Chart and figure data
────────────────────────────────────────
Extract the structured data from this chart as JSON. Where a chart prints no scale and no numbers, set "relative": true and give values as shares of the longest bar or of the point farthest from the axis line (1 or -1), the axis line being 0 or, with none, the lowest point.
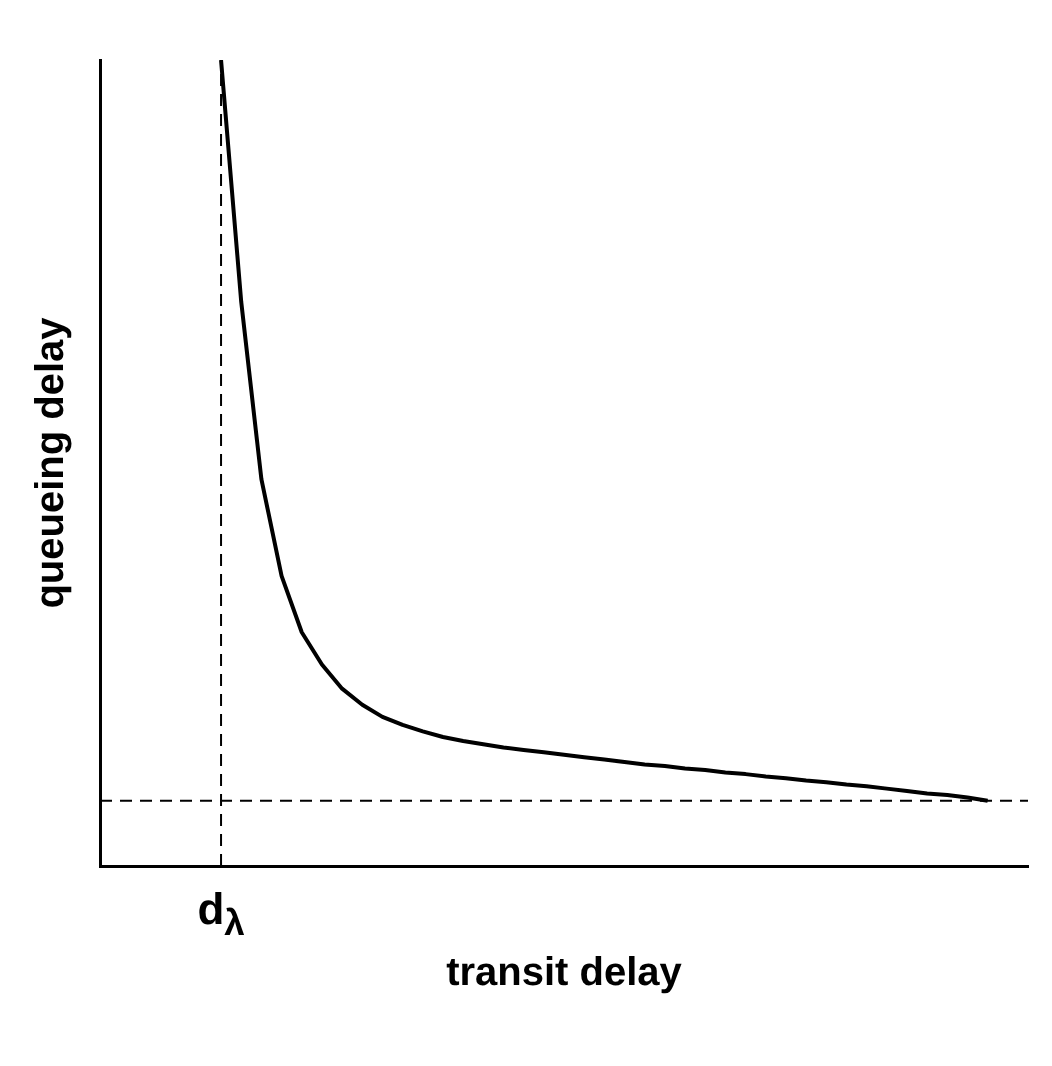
{
  "chart_data": {
    "type": "line",
    "relative": true,
    "xlabel": "transit delay",
    "ylabel": "queueing delay",
    "categories": [
      null,
      null,
      null,
      null,
      null,
      null,
      null,
      null,
      null,
      null,
      null,
      null,
      null,
      null,
      null,
      null,
      null,
      null,
      null,
      null,
      null,
      null,
      null,
      null,
      null,
      null,
      null,
      null,
      null,
      null,
      null,
      null,
      null,
      null,
      null,
      null,
      null,
      null,
      null,
      null,
      null,
      null,
      null,
      null,
      null,
      null,
      null
    ],
    "series": [
      {
        "color": "#000000",
        "values": [
          null,
          null,
          null,
          null,
          null,
          null,
          1.0,
          0.7,
          0.48,
          0.36,
          0.29,
          0.25,
          0.22,
          0.2,
          0.185,
          0.175,
          0.167,
          0.16,
          0.155,
          0.151,
          0.147,
          0.144,
          0.141,
          0.138,
          0.135,
          0.132,
          0.129,
          0.126,
          0.124,
          0.121,
          0.119,
          0.116,
          0.114,
          0.111,
          0.109,
          0.106,
          0.104,
          0.101,
          0.099,
          0.096,
          0.093,
          0.09,
          0.088,
          0.085,
          0.081,
          null,
          null
        ]
      }
    ],
    "ref_lines": [
      {
        "axis": "y",
        "value": 0.081,
        "line_style": "dashed"
      },
      {
        "axis": "x",
        "label": "d$_{λ}$",
        "line_style": "dashed"
      }
    ],
    "grid": false,
    "legend": false,
    "marker": "none",
    "line_style": "solid"
  }
}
────────────────────────────────────────
> [PROBLEM TO WORK ON]
Copy out the records above in full, exactly as written, but not the pictures.

> [OUTPUT BELOW]
Extract the structured data from this chart as JSON. Where a chart prints no scale and no numbers, set "relative": true and give values as shares of the longest bar or of the point farthest from the axis line (1 or -1), the axis line being 0 or, with none, the lowest point.
{
  "chart_data": {
    "type": "line",
    "relative": true,
    "xlabel": "transit delay",
    "ylabel": "queueing delay",
    "categories": [
      null,
      null,
      null,
      null,
      null,
      null,
      null,
      null,
      null,
      null,
      null,
      null,
      null,
      null,
      null,
      null,
      null,
      null,
      null,
      null,
      null,
      null,
      null,
      null,
      null,
      null,
      null,
      null,
      null,
      null,
      null,
      null,
      null,
      null,
      null,
      null,
      null,
      null,
      null,
      null,
      null,
      null,
      null,
      null,
      null,
      null,
      null
    ],
    "series": [
      {
        "color": "#000000",
        "values": [
          null,
          null,
          null,
          null,
          null,
          null,
          1.0,
          0.7,
          0.48,
          0.36,
          0.29,
          0.25,
          0.22,
          0.2,
          0.185,
          0.175,
          0.167,
          0.16,
          0.155,
          0.151,
          0.147,
          0.144,
          0.141,
          0.138,
          0.135,
          0.132,
          0.129,
          0.126,
          0.124,
          0.121,
          0.119,
          0.116,
          0.114,
          0.111,
          0.109,
          0.106,
          0.104,
          0.101,
          0.099,
          0.096,
          0.093,
          0.09,
          0.088,
          0.085,
          0.081,
          null,
          null
        ]
      }
    ],
    "ref_lines": [
      {
        "axis": "y",
        "value": 0.081,
        "line_style": "dashed"
      },
      {
        "axis": "x",
        "label": "d$_{λ}$",
        "line_style": "dashed"
      }
    ],
    "grid": false,
    "legend": false,
    "marker": "none",
    "line_style": "solid"
  }
}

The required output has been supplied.